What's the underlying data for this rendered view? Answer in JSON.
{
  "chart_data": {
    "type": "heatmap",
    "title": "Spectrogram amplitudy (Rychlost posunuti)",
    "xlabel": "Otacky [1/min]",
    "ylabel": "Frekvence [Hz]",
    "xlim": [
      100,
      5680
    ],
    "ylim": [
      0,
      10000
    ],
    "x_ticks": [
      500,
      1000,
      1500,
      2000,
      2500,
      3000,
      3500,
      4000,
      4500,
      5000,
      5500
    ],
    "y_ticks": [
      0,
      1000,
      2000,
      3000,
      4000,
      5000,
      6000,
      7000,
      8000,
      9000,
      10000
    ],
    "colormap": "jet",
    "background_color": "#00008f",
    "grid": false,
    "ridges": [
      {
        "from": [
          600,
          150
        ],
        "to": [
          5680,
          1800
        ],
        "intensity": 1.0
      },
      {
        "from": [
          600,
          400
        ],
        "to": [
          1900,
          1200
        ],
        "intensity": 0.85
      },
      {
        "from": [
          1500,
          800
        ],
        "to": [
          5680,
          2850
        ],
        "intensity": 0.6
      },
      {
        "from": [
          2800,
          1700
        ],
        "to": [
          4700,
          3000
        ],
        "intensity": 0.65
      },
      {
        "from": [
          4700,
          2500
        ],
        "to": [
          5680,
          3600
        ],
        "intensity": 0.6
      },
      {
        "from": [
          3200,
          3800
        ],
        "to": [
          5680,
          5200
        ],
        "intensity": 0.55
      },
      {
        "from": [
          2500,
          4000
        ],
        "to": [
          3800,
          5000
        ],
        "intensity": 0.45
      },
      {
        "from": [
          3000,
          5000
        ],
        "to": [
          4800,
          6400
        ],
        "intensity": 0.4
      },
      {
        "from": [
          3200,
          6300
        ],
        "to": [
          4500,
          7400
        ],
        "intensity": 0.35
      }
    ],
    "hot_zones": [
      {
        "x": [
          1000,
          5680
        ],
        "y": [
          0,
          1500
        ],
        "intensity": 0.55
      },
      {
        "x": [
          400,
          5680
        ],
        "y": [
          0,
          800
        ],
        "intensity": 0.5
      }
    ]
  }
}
..............................
▶ _Task prompt_
Set out the complete listing exactly as shown.

▶ _Correct answer_
What's the underlying data for this rendered view? Answer in JSON.
{
  "chart_data": {
    "type": "heatmap",
    "title": "Spectrogram amplitudy (Rychlost posunuti)",
    "xlabel": "Otacky [1/min]",
    "ylabel": "Frekvence [Hz]",
    "xlim": [
      100,
      5680
    ],
    "ylim": [
      0,
      10000
    ],
    "x_ticks": [
      500,
      1000,
      1500,
      2000,
      2500,
      3000,
      3500,
      4000,
      4500,
      5000,
      5500
    ],
    "y_ticks": [
      0,
      1000,
      2000,
      3000,
      4000,
      5000,
      6000,
      7000,
      8000,
      9000,
      10000
    ],
    "colormap": "jet",
    "background_color": "#00008f",
    "grid": false,
    "ridges": [
      {
        "from": [
          600,
          150
        ],
        "to": [
          5680,
          1800
        ],
        "intensity": 1.0
      },
      {
        "from": [
          600,
          400
        ],
        "to": [
          1900,
          1200
        ],
        "intensity": 0.85
      },
      {
        "from": [
          1500,
          800
        ],
        "to": [
          5680,
          2850
        ],
        "intensity": 0.6
      },
      {
        "from": [
          2800,
          1700
        ],
        "to": [
          4700,
          3000
        ],
        "intensity": 0.65
      },
      {
        "from": [
          4700,
          2500
        ],
        "to": [
          5680,
          3600
        ],
        "intensity": 0.6
      },
      {
        "from": [
          3200,
          3800
        ],
        "to": [
          5680,
          5200
        ],
        "intensity": 0.55
      },
      {
        "from": [
          2500,
          4000
        ],
        "to": [
          3800,
          5000
        ],
        "intensity": 0.45
      },
      {
        "from": [
          3000,
          5000
        ],
        "to": [
          4800,
          6400
        ],
        "intensity": 0.4
      },
      {
        "from": [
          3200,
          6300
        ],
        "to": [
          4500,
          7400
        ],
        "intensity": 0.35
      }
    ],
    "hot_zones": [
      {
        "x": [
          1000,
          5680
        ],
        "y": [
          0,
          1500
        ],
        "intensity": 0.55
      },
      {
        "x": [
          400,
          5680
        ],
        "y": [
          0,
          800
        ],
        "intensity": 0.5
      }
    ]
  }
}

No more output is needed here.